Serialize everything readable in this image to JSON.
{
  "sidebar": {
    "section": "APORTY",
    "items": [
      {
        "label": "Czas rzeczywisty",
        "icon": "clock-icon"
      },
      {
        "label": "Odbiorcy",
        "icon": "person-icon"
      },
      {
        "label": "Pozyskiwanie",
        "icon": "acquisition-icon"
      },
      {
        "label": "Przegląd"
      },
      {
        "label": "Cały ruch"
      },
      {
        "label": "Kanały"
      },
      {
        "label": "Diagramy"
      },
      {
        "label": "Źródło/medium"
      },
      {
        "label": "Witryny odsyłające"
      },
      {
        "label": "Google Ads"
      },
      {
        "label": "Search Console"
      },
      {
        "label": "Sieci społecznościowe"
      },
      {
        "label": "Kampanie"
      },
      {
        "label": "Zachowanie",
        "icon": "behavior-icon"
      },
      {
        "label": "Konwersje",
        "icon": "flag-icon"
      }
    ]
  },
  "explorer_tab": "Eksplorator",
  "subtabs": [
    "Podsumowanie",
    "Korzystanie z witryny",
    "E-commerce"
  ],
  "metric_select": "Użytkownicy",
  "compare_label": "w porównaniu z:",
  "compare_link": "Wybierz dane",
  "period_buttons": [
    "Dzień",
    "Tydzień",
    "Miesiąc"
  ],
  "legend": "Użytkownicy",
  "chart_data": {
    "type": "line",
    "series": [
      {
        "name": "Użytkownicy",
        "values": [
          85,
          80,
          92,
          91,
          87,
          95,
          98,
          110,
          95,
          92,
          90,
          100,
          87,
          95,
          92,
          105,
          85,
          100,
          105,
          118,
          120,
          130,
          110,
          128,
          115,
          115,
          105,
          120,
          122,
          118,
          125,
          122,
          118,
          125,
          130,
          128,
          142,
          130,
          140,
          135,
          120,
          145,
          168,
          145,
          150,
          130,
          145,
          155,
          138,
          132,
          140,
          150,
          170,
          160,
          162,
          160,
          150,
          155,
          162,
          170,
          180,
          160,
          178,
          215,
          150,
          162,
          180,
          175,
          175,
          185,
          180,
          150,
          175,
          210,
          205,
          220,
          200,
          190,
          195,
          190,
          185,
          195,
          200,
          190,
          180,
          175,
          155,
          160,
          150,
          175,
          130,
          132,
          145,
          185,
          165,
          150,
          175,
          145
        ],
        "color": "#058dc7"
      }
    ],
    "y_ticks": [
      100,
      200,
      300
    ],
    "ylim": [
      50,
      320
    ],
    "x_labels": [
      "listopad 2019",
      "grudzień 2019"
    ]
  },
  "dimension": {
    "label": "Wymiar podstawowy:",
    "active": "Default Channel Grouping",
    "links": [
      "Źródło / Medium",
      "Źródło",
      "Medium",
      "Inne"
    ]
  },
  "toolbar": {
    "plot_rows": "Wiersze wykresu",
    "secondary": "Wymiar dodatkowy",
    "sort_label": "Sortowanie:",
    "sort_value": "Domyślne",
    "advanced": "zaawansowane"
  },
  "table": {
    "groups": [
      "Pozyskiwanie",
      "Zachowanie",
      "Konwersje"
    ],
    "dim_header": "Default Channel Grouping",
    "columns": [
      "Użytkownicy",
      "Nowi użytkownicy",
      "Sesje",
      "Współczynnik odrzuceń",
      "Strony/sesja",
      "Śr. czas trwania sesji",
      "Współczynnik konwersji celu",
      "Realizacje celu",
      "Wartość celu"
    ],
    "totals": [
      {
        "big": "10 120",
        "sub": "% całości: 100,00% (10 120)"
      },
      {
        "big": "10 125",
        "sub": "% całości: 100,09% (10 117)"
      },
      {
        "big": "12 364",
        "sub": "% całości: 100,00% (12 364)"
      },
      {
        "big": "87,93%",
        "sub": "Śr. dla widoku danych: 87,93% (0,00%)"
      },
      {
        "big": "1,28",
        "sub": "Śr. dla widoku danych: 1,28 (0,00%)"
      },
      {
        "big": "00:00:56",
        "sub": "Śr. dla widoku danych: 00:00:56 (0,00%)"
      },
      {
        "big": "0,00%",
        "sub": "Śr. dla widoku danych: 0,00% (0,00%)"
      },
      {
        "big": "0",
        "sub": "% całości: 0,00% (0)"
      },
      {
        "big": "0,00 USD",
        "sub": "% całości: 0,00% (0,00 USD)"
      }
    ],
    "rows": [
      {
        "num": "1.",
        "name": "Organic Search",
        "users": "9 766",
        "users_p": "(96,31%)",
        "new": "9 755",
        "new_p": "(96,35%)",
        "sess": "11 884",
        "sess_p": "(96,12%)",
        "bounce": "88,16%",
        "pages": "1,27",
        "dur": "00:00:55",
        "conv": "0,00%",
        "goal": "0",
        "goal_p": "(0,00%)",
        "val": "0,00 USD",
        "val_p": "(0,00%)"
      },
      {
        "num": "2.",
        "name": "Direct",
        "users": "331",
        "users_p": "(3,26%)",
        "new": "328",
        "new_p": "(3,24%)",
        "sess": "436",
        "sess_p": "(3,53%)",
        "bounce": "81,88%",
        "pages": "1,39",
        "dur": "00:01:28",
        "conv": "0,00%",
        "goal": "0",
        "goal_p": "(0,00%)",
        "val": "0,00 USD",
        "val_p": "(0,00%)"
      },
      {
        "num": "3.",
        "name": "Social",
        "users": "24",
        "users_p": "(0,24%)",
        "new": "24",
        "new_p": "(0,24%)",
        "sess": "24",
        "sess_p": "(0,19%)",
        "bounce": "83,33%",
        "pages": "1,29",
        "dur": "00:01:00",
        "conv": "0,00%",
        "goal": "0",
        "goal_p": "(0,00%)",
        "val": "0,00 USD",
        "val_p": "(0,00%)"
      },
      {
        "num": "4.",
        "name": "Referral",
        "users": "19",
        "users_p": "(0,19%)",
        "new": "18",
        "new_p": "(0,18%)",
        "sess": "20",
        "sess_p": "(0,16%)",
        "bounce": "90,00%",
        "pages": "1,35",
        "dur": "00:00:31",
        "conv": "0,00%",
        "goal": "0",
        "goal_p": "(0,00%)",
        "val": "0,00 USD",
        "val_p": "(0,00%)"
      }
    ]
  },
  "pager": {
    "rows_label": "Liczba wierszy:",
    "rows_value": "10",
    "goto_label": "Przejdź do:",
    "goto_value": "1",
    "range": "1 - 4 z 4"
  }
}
══════
Exercise brief: Transcribe every entry word for word.

The solution:
Serialize everything readable in this image to JSON.
{
  "sidebar": {
    "section": "APORTY",
    "items": [
      {
        "label": "Czas rzeczywisty",
        "icon": "clock-icon"
      },
      {
        "label": "Odbiorcy",
        "icon": "person-icon"
      },
      {
        "label": "Pozyskiwanie",
        "icon": "acquisition-icon"
      },
      {
        "label": "Przegląd"
      },
      {
        "label": "Cały ruch"
      },
      {
        "label": "Kanały"
      },
      {
        "label": "Diagramy"
      },
      {
        "label": "Źródło/medium"
      },
      {
        "label": "Witryny odsyłające"
      },
      {
        "label": "Google Ads"
      },
      {
        "label": "Search Console"
      },
      {
        "label": "Sieci społecznościowe"
      },
      {
        "label": "Kampanie"
      },
      {
        "label": "Zachowanie",
        "icon": "behavior-icon"
      },
      {
        "label": "Konwersje",
        "icon": "flag-icon"
      }
    ]
  },
  "explorer_tab": "Eksplorator",
  "subtabs": [
    "Podsumowanie",
    "Korzystanie z witryny",
    "E-commerce"
  ],
  "metric_select": "Użytkownicy",
  "compare_label": "w porównaniu z:",
  "compare_link": "Wybierz dane",
  "period_buttons": [
    "Dzień",
    "Tydzień",
    "Miesiąc"
  ],
  "legend": "Użytkownicy",
  "chart_data": {
    "type": "line",
    "series": [
      {
        "name": "Użytkownicy",
        "values": [
          85,
          80,
          92,
          91,
          87,
          95,
          98,
          110,
          95,
          92,
          90,
          100,
          87,
          95,
          92,
          105,
          85,
          100,
          105,
          118,
          120,
          130,
          110,
          128,
          115,
          115,
          105,
          120,
          122,
          118,
          125,
          122,
          118,
          125,
          130,
          128,
          142,
          130,
          140,
          135,
          120,
          145,
          168,
          145,
          150,
          130,
          145,
          155,
          138,
          132,
          140,
          150,
          170,
          160,
          162,
          160,
          150,
          155,
          162,
          170,
          180,
          160,
          178,
          215,
          150,
          162,
          180,
          175,
          175,
          185,
          180,
          150,
          175,
          210,
          205,
          220,
          200,
          190,
          195,
          190,
          185,
          195,
          200,
          190,
          180,
          175,
          155,
          160,
          150,
          175,
          130,
          132,
          145,
          185,
          165,
          150,
          175,
          145
        ],
        "color": "#058dc7"
      }
    ],
    "y_ticks": [
      100,
      200,
      300
    ],
    "ylim": [
      50,
      320
    ],
    "x_labels": [
      "listopad 2019",
      "grudzień 2019"
    ]
  },
  "dimension": {
    "label": "Wymiar podstawowy:",
    "active": "Default Channel Grouping",
    "links": [
      "Źródło / Medium",
      "Źródło",
      "Medium",
      "Inne"
    ]
  },
  "toolbar": {
    "plot_rows": "Wiersze wykresu",
    "secondary": "Wymiar dodatkowy",
    "sort_label": "Sortowanie:",
    "sort_value": "Domyślne",
    "advanced": "zaawansowane"
  },
  "table": {
    "groups": [
      "Pozyskiwanie",
      "Zachowanie",
      "Konwersje"
    ],
    "dim_header": "Default Channel Grouping",
    "columns": [
      "Użytkownicy",
      "Nowi użytkownicy",
      "Sesje",
      "Współczynnik odrzuceń",
      "Strony/sesja",
      "Śr. czas trwania sesji",
      "Współczynnik konwersji celu",
      "Realizacje celu",
      "Wartość celu"
    ],
    "totals": [
      {
        "big": "10 120",
        "sub": "% całości: 100,00% (10 120)"
      },
      {
        "big": "10 125",
        "sub": "% całości: 100,09% (10 117)"
      },
      {
        "big": "12 364",
        "sub": "% całości: 100,00% (12 364)"
      },
      {
        "big": "87,93%",
        "sub": "Śr. dla widoku danych: 87,93% (0,00%)"
      },
      {
        "big": "1,28",
        "sub": "Śr. dla widoku danych: 1,28 (0,00%)"
      },
      {
        "big": "00:00:56",
        "sub": "Śr. dla widoku danych: 00:00:56 (0,00%)"
      },
      {
        "big": "0,00%",
        "sub": "Śr. dla widoku danych: 0,00% (0,00%)"
      },
      {
        "big": "0",
        "sub": "% całości: 0,00% (0)"
      },
      {
        "big": "0,00 USD",
        "sub": "% całości: 0,00% (0,00 USD)"
      }
    ],
    "rows": [
      {
        "num": "1.",
        "name": "Organic Search",
        "users": "9 766",
        "users_p": "(96,31%)",
        "new": "9 755",
        "new_p": "(96,35%)",
        "sess": "11 884",
        "sess_p": "(96,12%)",
        "bounce": "88,16%",
        "pages": "1,27",
        "dur": "00:00:55",
        "conv": "0,00%",
        "goal": "0",
        "goal_p": "(0,00%)",
        "val": "0,00 USD",
        "val_p": "(0,00%)"
      },
      {
        "num": "2.",
        "name": "Direct",
        "users": "331",
        "users_p": "(3,26%)",
        "new": "328",
        "new_p": "(3,24%)",
        "sess": "436",
        "sess_p": "(3,53%)",
        "bounce": "81,88%",
        "pages": "1,39",
        "dur": "00:01:28",
        "conv": "0,00%",
        "goal": "0",
        "goal_p": "(0,00%)",
        "val": "0,00 USD",
        "val_p": "(0,00%)"
      },
      {
        "num": "3.",
        "name": "Social",
        "users": "24",
        "users_p": "(0,24%)",
        "new": "24",
        "new_p": "(0,24%)",
        "sess": "24",
        "sess_p": "(0,19%)",
        "bounce": "83,33%",
        "pages": "1,29",
        "dur": "00:01:00",
        "conv": "0,00%",
        "goal": "0",
        "goal_p": "(0,00%)",
        "val": "0,00 USD",
        "val_p": "(0,00%)"
      },
      {
        "num": "4.",
        "name": "Referral",
        "users": "19",
        "users_p": "(0,19%)",
        "new": "18",
        "new_p": "(0,18%)",
        "sess": "20",
        "sess_p": "(0,16%)",
        "bounce": "90,00%",
        "pages": "1,35",
        "dur": "00:00:31",
        "conv": "0,00%",
        "goal": "0",
        "goal_p": "(0,00%)",
        "val": "0,00 USD",
        "val_p": "(0,00%)"
      }
    ]
  },
  "pager": {
    "rows_label": "Liczba wierszy:",
    "rows_value": "10",
    "goto_label": "Przejdź do:",
    "goto_value": "1",
    "range": "1 - 4 z 4"
  }
}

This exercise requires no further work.